Task description: The exercise asks you to copy every line below in which "level" appears.
>> BEGIN Input rows
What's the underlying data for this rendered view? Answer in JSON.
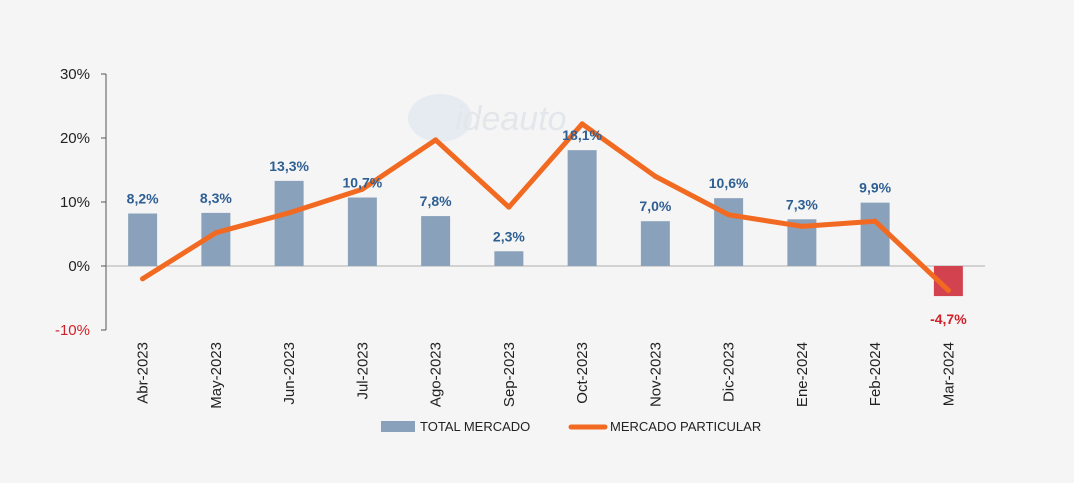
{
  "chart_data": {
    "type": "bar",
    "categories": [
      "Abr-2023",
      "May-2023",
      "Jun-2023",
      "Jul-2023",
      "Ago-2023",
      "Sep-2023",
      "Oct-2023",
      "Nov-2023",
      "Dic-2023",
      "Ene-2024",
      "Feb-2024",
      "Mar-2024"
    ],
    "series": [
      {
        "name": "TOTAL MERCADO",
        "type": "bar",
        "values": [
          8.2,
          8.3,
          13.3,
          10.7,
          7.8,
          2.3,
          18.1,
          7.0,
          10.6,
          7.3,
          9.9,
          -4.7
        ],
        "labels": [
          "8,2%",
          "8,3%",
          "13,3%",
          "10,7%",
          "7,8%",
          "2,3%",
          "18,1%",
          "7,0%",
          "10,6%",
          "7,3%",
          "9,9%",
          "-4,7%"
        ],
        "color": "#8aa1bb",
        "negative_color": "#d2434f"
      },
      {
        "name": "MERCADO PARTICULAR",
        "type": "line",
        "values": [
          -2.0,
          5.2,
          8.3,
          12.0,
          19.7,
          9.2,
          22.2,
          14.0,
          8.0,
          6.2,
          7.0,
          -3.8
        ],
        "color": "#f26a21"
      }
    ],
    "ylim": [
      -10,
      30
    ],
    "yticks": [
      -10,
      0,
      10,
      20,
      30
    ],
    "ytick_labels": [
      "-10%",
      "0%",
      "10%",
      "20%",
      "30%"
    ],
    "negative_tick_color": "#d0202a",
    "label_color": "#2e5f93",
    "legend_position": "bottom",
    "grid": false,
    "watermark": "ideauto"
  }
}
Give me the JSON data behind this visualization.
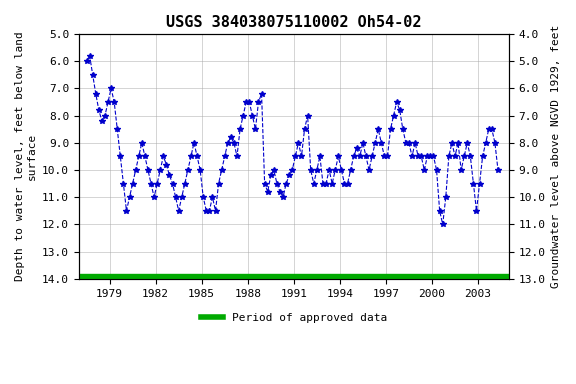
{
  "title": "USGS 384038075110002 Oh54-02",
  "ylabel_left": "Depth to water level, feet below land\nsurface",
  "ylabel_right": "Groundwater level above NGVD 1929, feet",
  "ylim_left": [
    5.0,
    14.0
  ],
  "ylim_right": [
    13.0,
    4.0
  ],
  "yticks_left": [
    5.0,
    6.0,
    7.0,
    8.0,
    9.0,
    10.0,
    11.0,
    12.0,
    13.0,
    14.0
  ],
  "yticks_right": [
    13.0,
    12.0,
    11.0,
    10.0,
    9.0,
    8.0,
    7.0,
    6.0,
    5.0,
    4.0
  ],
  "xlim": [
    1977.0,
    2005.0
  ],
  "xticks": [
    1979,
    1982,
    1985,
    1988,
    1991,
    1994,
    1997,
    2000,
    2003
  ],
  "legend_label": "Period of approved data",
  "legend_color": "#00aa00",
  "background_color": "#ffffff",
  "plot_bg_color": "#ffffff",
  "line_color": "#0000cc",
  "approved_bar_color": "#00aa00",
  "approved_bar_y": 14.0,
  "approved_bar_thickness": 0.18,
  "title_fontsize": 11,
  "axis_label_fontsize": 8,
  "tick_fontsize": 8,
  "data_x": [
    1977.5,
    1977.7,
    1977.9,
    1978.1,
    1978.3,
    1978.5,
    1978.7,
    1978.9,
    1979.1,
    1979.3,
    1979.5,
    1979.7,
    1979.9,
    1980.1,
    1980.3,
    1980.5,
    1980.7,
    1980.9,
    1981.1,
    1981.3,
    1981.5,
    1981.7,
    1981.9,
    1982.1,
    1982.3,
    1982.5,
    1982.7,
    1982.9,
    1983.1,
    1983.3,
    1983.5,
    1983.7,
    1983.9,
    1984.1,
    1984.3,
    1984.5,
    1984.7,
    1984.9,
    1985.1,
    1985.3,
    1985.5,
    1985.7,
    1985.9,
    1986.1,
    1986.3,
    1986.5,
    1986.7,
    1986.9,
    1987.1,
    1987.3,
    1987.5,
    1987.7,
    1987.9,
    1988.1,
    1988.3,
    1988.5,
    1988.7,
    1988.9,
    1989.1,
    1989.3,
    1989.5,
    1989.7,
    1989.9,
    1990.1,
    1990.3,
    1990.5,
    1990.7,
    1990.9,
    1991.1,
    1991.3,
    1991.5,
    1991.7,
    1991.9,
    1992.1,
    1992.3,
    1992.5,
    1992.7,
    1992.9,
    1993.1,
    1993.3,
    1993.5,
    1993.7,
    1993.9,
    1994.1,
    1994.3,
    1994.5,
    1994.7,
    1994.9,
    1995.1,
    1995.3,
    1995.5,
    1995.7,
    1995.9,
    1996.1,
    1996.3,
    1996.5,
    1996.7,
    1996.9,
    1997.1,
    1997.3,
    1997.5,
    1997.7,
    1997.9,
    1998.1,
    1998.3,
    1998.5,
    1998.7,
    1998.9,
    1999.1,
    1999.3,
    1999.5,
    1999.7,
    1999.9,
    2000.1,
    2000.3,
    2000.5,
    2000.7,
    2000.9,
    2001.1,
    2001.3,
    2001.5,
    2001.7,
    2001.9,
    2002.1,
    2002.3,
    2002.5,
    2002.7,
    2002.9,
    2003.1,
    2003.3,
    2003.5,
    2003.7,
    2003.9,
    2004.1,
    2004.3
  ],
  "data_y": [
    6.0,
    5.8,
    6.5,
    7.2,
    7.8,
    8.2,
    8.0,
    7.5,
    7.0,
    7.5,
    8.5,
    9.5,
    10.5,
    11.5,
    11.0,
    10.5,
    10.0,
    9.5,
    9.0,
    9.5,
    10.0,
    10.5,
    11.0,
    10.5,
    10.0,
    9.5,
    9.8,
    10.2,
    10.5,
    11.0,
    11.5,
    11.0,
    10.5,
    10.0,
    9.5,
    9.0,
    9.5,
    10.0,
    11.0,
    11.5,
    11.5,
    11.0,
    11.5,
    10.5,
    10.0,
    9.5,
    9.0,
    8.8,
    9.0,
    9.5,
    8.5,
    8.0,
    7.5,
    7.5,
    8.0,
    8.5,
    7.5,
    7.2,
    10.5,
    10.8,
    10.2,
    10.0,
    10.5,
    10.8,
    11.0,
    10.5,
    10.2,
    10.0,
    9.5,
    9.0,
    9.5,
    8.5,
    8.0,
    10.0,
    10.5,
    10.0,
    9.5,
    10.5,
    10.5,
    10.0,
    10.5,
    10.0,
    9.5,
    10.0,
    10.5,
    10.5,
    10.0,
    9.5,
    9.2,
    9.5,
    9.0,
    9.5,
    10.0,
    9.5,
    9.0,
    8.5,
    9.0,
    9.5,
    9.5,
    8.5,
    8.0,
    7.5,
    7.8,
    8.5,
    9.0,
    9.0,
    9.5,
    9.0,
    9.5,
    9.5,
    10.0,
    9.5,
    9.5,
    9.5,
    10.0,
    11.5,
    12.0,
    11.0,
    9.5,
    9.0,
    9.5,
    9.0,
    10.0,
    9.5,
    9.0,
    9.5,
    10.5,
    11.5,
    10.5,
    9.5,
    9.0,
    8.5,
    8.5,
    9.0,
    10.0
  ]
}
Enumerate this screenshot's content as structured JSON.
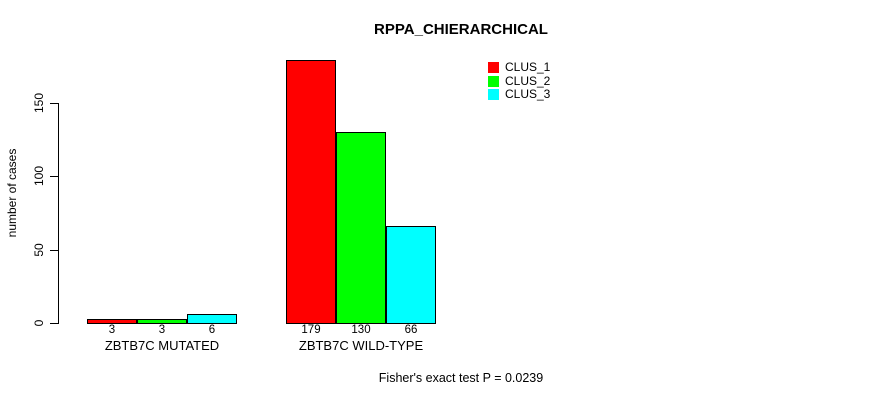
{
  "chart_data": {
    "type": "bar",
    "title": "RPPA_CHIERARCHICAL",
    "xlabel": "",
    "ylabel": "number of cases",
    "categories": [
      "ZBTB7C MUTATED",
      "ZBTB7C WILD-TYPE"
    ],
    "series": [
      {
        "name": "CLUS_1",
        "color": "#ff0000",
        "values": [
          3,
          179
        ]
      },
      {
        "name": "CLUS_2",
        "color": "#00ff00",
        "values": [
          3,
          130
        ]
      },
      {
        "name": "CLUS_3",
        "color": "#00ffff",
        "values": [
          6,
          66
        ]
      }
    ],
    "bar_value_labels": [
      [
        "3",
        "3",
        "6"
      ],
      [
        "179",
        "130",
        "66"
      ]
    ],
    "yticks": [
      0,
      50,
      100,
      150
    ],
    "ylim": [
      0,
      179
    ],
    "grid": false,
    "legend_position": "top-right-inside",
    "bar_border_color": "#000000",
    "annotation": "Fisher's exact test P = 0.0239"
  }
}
>> END Input rows
Worked solution:
  "ylabel_left": "Depth to water level, feet below land\nsurface",
  "ylabel_right": "Groundwater level above NGVD 1929, feet",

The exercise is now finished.